Lines containing the string "πολύ" are to be collected in full.

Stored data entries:
** START **

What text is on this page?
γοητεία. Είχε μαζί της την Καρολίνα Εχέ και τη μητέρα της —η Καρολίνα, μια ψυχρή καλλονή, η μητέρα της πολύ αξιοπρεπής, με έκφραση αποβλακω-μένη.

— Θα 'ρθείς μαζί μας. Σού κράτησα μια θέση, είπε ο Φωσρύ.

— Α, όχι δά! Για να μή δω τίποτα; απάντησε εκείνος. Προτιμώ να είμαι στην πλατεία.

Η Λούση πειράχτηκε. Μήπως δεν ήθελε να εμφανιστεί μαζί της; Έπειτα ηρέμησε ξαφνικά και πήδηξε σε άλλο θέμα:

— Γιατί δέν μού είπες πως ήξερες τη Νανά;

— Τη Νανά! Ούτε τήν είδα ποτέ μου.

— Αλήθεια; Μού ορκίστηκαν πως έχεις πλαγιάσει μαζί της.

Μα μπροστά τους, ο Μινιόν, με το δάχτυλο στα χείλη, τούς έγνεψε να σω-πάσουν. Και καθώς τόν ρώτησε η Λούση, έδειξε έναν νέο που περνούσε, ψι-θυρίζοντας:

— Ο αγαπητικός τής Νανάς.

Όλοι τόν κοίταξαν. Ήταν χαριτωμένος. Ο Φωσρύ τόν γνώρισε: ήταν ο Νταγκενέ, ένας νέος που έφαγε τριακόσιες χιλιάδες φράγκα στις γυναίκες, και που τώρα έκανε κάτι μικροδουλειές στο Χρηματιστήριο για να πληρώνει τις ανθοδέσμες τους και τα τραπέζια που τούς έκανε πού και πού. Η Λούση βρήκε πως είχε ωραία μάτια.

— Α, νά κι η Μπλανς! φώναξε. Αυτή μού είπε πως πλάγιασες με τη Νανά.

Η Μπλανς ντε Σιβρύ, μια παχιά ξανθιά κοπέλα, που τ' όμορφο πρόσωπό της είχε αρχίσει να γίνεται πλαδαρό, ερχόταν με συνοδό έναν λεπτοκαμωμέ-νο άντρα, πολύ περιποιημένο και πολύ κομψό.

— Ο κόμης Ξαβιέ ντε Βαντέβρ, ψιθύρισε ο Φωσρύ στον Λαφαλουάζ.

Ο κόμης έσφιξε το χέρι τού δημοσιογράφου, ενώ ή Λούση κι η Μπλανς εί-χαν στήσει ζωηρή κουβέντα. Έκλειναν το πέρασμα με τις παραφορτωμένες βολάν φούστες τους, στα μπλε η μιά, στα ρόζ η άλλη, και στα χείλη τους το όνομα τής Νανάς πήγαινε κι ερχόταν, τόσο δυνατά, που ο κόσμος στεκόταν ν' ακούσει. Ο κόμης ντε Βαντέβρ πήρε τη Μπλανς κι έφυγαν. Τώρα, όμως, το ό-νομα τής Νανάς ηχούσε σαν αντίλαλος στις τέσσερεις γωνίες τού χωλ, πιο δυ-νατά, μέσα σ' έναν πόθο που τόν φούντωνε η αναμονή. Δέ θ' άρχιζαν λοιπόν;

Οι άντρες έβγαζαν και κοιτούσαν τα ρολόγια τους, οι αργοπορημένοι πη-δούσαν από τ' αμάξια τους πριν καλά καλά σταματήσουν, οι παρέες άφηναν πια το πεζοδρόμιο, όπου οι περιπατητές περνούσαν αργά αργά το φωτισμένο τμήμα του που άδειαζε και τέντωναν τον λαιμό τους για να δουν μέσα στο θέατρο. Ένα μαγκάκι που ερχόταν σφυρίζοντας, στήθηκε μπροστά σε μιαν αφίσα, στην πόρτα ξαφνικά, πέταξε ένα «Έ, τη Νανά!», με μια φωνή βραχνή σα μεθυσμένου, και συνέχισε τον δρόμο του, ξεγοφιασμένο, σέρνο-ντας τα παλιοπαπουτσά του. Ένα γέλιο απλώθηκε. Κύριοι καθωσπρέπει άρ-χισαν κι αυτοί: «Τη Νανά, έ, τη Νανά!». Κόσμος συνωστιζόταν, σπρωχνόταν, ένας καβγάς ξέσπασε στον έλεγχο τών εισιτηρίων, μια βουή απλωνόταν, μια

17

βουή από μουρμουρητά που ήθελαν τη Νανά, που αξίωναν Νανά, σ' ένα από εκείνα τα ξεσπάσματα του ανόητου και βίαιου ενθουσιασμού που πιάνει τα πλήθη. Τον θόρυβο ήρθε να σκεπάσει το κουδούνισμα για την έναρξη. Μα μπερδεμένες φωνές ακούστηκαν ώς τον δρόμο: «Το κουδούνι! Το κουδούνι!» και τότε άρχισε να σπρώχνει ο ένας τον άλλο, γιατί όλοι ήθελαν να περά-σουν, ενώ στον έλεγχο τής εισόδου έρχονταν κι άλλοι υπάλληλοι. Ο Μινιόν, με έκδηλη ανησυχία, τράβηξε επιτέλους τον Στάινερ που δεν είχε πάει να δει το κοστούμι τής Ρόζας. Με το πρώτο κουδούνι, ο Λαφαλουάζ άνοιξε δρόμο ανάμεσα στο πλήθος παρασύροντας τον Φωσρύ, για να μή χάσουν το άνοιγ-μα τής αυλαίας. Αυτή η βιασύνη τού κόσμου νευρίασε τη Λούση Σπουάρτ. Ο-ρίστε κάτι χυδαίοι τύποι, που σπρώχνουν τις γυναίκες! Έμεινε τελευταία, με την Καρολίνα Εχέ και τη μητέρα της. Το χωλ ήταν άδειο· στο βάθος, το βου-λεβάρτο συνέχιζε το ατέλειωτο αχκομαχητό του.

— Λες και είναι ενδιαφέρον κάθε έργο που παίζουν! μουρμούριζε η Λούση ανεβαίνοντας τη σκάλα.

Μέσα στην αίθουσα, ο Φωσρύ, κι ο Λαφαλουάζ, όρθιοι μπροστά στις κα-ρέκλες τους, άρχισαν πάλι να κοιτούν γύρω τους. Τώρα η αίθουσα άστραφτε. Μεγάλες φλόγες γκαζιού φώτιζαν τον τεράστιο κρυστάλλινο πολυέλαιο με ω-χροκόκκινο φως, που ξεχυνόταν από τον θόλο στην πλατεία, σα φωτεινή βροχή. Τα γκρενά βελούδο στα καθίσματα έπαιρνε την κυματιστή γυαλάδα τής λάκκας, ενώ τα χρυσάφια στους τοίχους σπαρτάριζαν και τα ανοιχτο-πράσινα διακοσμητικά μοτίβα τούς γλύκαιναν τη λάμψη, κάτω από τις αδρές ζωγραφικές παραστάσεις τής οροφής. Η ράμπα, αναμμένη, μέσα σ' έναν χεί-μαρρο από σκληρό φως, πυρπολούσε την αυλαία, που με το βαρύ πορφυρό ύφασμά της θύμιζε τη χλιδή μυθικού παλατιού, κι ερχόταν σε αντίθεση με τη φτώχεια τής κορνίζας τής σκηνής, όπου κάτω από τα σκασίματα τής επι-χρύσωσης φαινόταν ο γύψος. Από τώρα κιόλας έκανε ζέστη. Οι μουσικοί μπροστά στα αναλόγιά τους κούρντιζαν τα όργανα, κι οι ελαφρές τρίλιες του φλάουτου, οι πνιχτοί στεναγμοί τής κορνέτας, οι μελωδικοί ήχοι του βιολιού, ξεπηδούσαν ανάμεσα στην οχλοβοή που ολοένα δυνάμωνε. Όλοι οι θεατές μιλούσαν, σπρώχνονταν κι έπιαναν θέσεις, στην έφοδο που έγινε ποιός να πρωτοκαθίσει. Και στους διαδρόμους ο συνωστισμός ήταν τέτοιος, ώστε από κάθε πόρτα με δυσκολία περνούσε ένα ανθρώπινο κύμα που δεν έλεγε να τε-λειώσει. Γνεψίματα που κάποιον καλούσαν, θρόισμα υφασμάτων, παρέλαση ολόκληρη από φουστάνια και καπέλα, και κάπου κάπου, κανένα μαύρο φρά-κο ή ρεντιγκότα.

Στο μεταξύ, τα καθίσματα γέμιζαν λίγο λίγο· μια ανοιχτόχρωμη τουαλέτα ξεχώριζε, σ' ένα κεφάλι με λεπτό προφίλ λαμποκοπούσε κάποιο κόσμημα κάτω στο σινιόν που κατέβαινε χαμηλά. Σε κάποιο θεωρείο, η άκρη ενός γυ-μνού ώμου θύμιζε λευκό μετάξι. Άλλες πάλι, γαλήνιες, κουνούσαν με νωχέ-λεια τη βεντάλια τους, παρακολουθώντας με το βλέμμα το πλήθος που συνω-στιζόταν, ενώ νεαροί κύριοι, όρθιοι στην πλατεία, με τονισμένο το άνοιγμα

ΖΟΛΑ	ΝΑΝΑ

** END **

Written answer:
γοητεία. Είχε μαζί της την Καρολίνα Εχέ και τη μητέρα της —η Καρολίνα, μια ψυχρή καλλονή, η μητέρα της πολύ αξιοπρεπής, με έκφραση αποβλακω-μένη.
Η Μπλανς ντε Σιβρύ, μια παχιά ξανθιά κοπέλα, που τ' όμορφο πρόσωπό της είχε αρχίσει να γίνεται πλαδαρό, ερχόταν με συνοδό έναν λεπτοκαμωμέ-νο άντρα, πολύ περιποιημένο και πολύ κομψό.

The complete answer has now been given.